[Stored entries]
= = = = = = =

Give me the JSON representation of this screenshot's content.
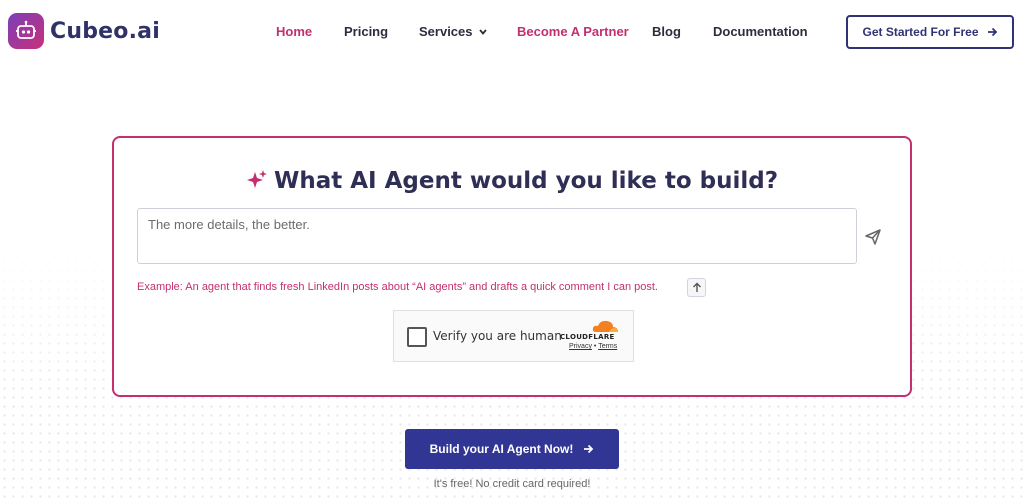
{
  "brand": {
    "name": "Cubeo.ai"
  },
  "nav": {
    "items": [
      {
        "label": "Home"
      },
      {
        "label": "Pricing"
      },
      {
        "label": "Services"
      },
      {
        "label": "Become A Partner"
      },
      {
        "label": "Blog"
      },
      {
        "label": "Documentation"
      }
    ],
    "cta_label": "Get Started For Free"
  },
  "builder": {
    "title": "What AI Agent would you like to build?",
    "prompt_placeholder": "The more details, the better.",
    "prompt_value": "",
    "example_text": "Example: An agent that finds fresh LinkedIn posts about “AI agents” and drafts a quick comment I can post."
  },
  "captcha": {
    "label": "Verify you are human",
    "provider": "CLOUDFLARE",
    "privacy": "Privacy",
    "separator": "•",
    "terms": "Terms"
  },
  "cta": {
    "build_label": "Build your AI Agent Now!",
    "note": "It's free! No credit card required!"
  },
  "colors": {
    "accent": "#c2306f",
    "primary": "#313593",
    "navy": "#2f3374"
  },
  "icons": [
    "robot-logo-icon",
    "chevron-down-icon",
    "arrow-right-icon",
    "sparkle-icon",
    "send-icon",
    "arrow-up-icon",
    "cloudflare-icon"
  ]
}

= = = = = = =

Exercise description:
Copy every line of the data word for word, omitting the images.

Output of the task:
Give me the JSON representation of this screenshot's content.
{
  "brand": {
    "name": "Cubeo.ai"
  },
  "nav": {
    "items": [
      {
        "label": "Home"
      },
      {
        "label": "Pricing"
      },
      {
        "label": "Services"
      },
      {
        "label": "Become A Partner"
      },
      {
        "label": "Blog"
      },
      {
        "label": "Documentation"
      }
    ],
    "cta_label": "Get Started For Free"
  },
  "builder": {
    "title": "What AI Agent would you like to build?",
    "prompt_placeholder": "The more details, the better.",
    "prompt_value": "",
    "example_text": "Example: An agent that finds fresh LinkedIn posts about “AI agents” and drafts a quick comment I can post."
  },
  "captcha": {
    "label": "Verify you are human",
    "provider": "CLOUDFLARE",
    "privacy": "Privacy",
    "separator": "•",
    "terms": "Terms"
  },
  "cta": {
    "build_label": "Build your AI Agent Now!",
    "note": "It's free! No credit card required!"
  },
  "colors": {
    "accent": "#c2306f",
    "primary": "#313593",
    "navy": "#2f3374"
  },
  "icons": [
    "robot-logo-icon",
    "chevron-down-icon",
    "arrow-right-icon",
    "sparkle-icon",
    "send-icon",
    "arrow-up-icon",
    "cloudflare-icon"
  ]
}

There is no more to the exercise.